--- START DATA SUPPLIED ---
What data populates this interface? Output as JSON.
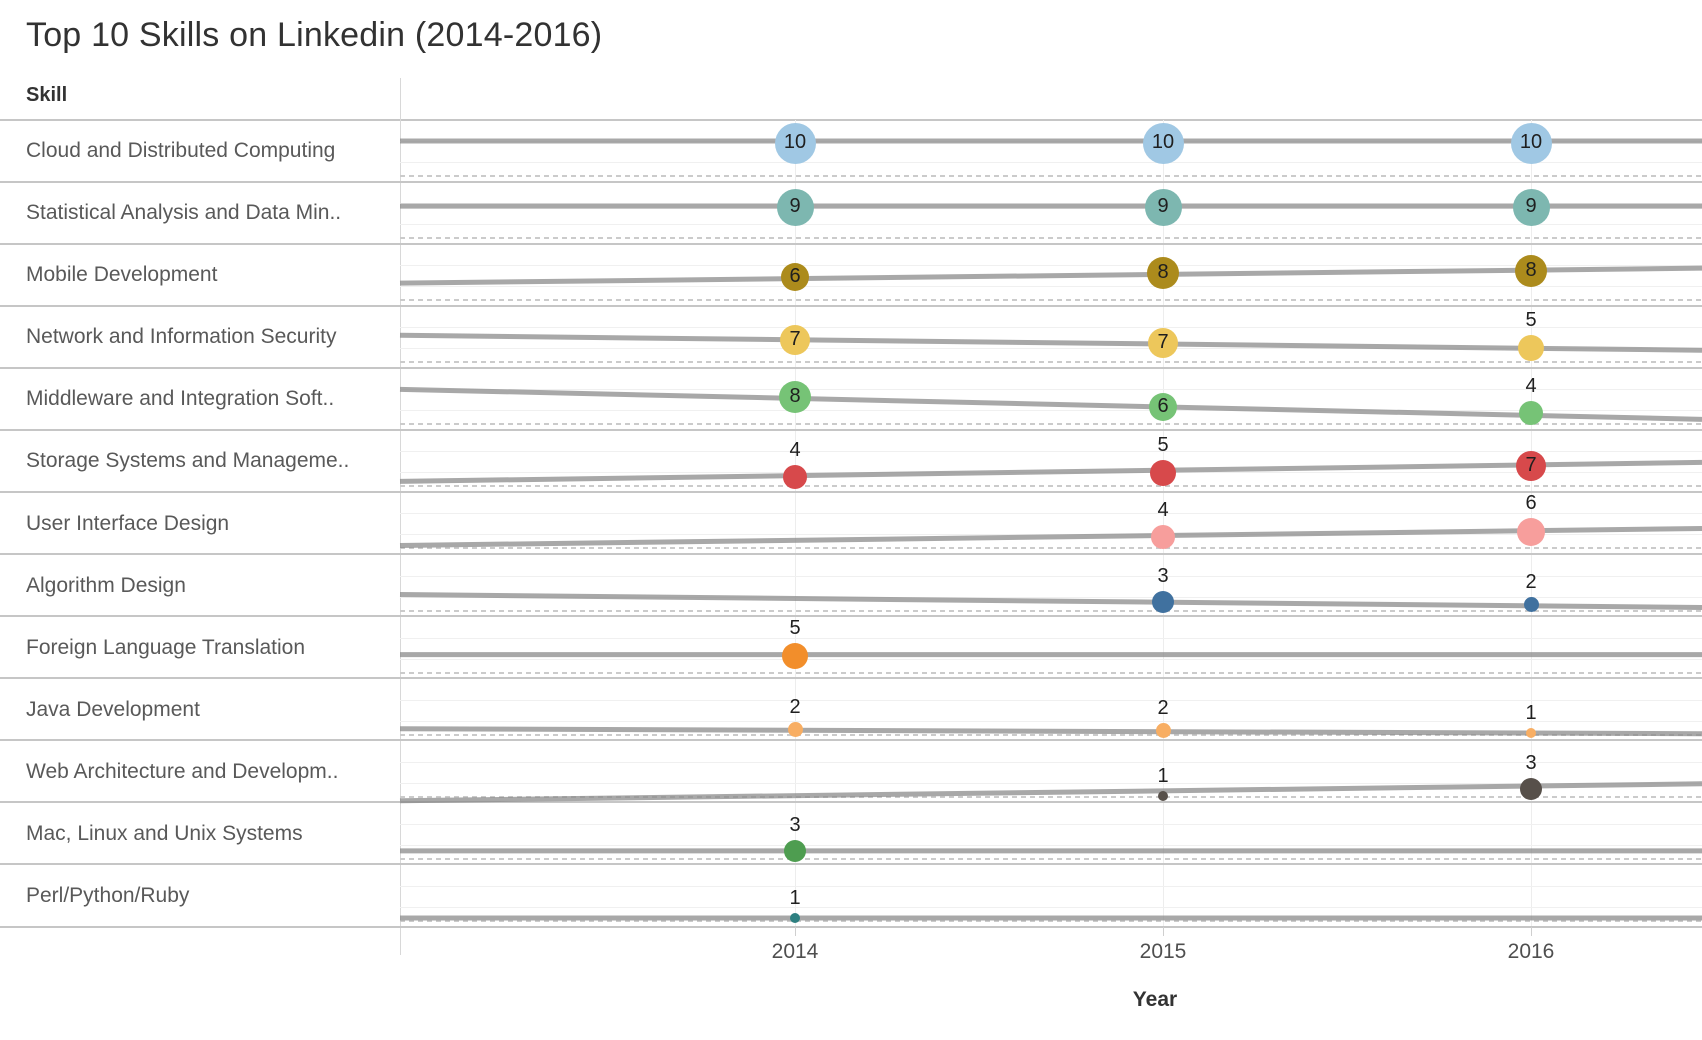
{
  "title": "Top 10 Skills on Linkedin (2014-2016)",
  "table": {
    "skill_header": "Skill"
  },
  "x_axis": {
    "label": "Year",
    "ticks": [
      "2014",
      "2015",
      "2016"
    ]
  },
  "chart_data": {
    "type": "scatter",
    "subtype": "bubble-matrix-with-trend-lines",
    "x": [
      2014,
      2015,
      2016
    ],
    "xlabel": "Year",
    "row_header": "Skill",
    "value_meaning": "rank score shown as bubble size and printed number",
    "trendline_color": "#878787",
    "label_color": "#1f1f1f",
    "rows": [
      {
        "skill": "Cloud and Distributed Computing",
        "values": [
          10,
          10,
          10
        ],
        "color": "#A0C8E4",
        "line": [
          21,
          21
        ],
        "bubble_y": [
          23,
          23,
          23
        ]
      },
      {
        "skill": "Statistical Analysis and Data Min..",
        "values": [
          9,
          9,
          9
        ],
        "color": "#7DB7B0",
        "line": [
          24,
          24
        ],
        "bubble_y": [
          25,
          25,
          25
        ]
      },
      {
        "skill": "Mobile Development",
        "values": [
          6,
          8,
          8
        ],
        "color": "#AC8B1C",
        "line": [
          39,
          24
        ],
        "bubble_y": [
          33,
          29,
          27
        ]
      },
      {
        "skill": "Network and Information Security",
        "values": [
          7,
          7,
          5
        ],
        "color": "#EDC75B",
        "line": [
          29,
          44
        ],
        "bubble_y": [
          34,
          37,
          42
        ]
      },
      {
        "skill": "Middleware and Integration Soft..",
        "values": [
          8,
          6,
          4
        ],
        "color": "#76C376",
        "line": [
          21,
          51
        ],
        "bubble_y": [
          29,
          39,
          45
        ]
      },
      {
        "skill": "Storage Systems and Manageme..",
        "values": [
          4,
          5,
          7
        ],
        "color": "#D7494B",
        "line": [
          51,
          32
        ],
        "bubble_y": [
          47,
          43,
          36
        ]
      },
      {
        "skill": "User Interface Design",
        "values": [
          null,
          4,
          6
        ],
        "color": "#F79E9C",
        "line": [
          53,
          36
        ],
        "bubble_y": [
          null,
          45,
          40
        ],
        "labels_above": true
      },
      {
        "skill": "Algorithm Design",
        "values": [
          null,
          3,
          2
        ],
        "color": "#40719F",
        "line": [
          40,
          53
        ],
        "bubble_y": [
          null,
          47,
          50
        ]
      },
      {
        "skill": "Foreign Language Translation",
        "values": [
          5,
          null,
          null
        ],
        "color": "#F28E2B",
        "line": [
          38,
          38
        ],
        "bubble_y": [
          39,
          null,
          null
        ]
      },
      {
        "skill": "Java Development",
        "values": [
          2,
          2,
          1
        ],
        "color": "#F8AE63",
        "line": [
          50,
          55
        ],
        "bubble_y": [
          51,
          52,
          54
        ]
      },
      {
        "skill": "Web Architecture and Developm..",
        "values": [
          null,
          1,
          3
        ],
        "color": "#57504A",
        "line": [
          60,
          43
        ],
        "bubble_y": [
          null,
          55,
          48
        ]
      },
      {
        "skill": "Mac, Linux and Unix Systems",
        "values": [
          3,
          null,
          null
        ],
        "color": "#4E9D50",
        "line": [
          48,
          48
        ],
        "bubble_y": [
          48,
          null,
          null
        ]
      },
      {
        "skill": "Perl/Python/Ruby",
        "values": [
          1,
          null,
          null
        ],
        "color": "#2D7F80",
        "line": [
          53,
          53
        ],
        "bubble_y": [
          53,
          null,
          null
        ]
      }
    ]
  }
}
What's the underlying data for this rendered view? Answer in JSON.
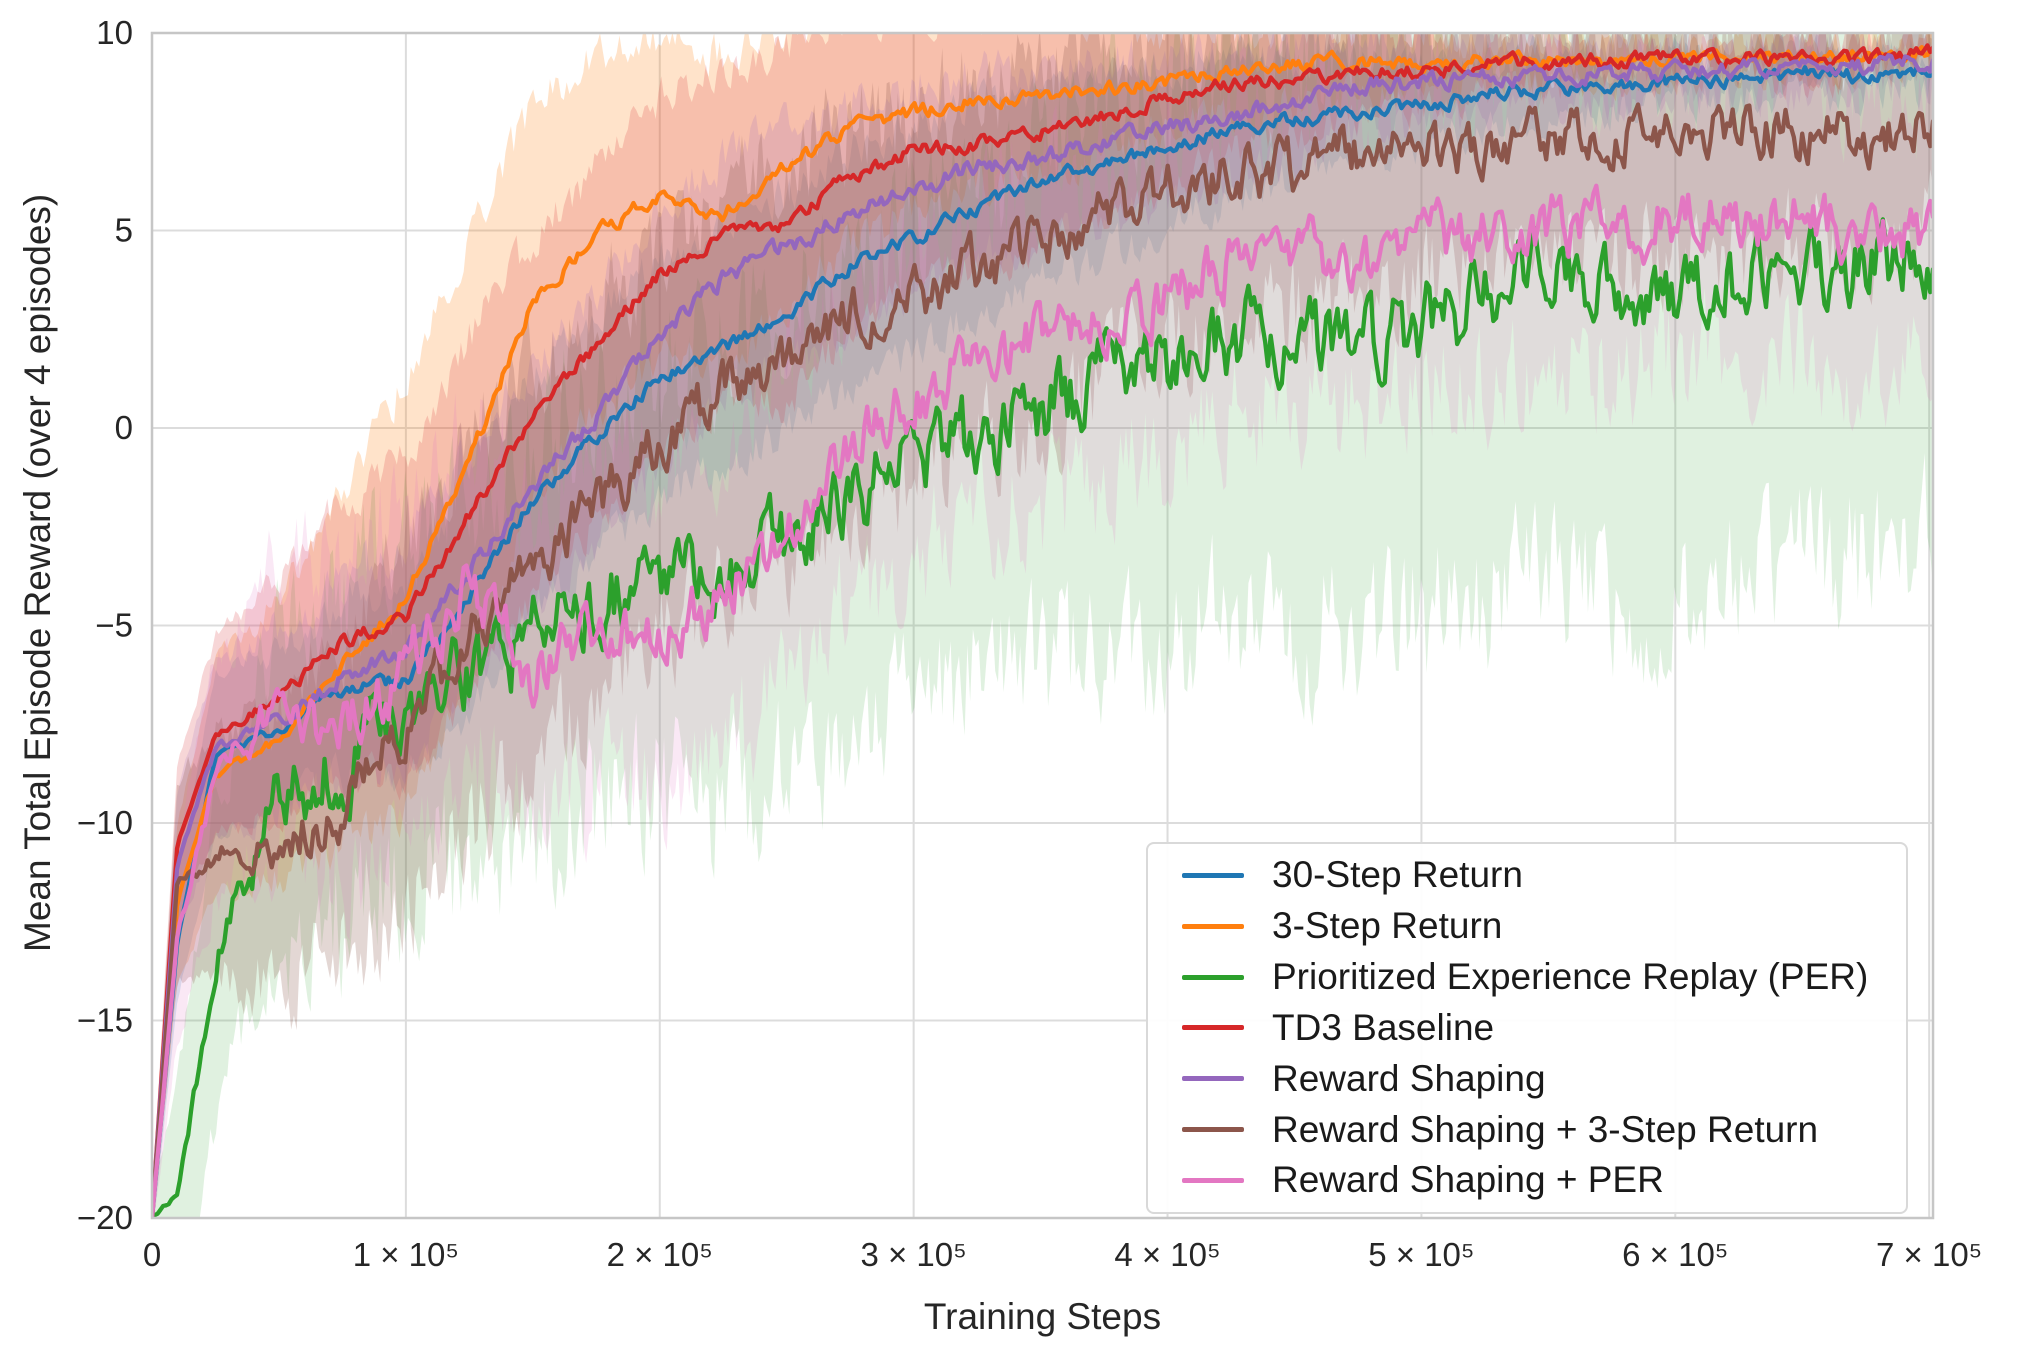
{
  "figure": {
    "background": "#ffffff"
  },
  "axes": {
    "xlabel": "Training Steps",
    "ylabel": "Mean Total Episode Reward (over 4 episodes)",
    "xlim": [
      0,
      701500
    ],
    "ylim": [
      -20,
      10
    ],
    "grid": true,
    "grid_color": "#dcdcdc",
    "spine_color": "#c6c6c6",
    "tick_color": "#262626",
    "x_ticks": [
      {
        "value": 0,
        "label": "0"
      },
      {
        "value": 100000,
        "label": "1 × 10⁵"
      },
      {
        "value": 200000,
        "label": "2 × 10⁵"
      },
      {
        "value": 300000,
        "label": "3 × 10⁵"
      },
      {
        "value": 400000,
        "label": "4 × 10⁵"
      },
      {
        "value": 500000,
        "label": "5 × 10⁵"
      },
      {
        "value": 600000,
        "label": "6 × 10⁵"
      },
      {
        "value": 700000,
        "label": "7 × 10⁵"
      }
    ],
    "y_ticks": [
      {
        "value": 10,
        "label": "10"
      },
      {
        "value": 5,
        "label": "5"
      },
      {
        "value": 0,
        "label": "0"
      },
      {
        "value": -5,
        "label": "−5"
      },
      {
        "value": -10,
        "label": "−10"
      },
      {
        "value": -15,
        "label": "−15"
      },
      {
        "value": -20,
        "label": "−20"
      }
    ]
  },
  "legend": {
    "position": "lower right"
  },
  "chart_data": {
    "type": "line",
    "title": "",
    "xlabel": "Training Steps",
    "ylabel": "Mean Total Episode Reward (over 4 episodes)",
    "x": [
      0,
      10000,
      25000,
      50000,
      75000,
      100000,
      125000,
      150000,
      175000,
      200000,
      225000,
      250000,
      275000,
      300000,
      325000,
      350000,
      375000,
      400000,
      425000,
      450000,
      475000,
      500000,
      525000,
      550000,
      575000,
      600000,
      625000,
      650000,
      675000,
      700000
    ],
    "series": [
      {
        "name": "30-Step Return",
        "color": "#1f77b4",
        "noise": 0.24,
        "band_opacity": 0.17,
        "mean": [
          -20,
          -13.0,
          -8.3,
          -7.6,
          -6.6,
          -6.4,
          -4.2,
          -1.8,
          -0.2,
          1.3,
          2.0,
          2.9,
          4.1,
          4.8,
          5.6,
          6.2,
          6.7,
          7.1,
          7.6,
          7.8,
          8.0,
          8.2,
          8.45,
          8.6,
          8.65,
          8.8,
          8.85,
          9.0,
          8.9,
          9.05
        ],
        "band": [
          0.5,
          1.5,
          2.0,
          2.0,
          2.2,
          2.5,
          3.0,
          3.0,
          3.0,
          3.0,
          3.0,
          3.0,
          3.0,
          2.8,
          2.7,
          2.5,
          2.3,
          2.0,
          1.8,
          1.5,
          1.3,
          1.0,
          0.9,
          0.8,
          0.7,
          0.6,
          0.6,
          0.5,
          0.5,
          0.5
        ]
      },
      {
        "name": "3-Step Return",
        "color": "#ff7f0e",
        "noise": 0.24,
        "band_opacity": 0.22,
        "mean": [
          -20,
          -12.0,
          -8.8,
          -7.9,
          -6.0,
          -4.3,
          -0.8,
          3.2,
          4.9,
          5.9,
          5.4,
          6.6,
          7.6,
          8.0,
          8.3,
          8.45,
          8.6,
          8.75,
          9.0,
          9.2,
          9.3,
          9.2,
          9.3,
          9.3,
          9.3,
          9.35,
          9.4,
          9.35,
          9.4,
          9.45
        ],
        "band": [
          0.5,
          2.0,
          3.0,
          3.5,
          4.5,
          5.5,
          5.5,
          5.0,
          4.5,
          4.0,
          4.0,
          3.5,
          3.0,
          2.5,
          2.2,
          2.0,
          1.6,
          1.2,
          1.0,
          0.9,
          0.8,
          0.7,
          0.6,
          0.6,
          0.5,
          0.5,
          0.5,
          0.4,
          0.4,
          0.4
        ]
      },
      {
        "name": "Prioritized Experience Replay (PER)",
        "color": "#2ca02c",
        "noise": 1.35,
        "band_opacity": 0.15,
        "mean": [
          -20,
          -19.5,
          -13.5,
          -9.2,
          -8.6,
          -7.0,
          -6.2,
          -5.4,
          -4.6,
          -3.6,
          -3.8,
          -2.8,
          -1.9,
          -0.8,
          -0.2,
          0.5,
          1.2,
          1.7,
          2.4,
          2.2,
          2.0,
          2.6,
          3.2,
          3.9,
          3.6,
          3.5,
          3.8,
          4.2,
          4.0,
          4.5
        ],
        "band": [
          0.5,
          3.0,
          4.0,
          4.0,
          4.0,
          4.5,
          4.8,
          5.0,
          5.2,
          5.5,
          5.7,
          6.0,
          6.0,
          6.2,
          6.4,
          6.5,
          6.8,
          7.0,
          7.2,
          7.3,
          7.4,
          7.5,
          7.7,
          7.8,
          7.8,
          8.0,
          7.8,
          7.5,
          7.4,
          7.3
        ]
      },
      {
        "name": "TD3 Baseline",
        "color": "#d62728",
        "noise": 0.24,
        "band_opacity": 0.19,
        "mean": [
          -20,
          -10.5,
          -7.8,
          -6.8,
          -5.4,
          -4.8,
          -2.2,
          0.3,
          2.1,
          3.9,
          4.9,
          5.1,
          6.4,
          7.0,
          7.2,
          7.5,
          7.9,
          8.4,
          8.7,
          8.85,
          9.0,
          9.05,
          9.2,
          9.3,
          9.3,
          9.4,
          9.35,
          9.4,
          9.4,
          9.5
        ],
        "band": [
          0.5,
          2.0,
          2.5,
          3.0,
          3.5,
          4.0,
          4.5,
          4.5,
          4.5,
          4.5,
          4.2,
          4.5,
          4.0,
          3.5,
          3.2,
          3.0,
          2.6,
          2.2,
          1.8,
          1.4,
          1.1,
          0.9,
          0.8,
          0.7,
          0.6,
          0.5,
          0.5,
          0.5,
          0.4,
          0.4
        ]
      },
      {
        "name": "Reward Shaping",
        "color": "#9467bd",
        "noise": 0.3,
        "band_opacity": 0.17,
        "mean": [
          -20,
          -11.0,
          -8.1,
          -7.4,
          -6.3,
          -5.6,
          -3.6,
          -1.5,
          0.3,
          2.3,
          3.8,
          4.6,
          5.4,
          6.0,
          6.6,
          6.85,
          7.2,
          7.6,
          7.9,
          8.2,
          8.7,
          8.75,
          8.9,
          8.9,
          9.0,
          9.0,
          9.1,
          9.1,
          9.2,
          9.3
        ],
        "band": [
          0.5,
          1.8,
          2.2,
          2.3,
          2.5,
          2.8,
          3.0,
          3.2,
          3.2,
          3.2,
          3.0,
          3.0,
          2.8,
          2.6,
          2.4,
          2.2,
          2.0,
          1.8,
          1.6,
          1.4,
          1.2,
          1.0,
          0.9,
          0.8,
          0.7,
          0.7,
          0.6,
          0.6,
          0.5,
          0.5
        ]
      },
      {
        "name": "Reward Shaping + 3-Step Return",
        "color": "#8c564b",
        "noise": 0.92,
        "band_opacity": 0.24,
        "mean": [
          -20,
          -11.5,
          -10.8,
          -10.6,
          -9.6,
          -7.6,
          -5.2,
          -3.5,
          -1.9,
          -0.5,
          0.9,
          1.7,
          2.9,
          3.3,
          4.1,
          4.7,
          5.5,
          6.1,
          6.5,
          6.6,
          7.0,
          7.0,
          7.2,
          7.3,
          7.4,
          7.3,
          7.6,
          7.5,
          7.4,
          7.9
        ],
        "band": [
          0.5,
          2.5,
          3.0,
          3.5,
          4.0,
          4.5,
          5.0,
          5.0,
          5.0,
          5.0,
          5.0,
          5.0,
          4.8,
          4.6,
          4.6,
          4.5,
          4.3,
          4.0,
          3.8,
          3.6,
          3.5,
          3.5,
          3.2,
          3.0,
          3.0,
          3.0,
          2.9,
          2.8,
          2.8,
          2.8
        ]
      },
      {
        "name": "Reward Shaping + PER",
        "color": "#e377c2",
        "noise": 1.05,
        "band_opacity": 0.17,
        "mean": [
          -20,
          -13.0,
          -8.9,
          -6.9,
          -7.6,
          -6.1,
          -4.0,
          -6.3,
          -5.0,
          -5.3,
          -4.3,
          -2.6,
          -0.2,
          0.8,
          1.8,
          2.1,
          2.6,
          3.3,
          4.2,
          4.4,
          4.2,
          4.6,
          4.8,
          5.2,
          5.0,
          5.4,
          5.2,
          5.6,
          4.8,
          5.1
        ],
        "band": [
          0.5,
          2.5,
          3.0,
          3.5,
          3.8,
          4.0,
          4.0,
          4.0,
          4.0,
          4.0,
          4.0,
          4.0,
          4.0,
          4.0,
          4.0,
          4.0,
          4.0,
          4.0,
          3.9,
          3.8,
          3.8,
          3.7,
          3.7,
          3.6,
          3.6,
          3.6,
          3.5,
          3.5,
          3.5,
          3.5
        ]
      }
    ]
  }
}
--- END DATA SUPPLIED ---
TASK DETAILS: Looking at the records above, tally the lines holding "Design" and reply with that number only.

COMPLETE ANSWER: 2